EXERCISE>
Copy the records below exactly as they are written.

EXTRACTED ENTRIES>

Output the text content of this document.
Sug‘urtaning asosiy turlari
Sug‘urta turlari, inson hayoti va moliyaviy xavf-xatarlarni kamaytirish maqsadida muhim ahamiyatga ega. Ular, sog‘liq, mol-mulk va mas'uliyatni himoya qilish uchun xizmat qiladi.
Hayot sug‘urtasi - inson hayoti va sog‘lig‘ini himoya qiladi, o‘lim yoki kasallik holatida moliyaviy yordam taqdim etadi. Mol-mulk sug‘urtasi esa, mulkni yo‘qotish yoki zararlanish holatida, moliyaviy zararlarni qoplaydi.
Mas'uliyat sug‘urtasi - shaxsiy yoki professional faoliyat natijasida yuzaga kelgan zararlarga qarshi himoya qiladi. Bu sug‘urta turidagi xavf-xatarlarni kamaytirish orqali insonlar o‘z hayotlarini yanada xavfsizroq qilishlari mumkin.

WRITTEN RESPONSE>
Output the text content of this document.
Sug‘urtaning asosiy turlari
Sug‘urta turlari, inson hayoti va moliyaviy xavf-xatarlarni kamaytirish maqsadida muhim ahamiyatga ega. Ular, sog‘liq, mol-mulk va mas'uliyatni himoya qilish uchun xizmat qiladi.
Hayot sug‘urtasi - inson hayoti va sog‘lig‘ini himoya qiladi, o‘lim yoki kasallik holatida moliyaviy yordam taqdim etadi. Mol-mulk sug‘urtasi esa, mulkni yo‘qotish yoki zararlanish holatida, moliyaviy zararlarni qoplaydi.
Mas'uliyat sug‘urtasi - shaxsiy yoki professional faoliyat natijasida yuzaga kelgan zararlarga qarshi himoya qiladi. Bu sug‘urta turidagi xavf-xatarlarni kamaytirish orqali insonlar o‘z hayotlarini yanada xavfsizroq qilishlari mumkin.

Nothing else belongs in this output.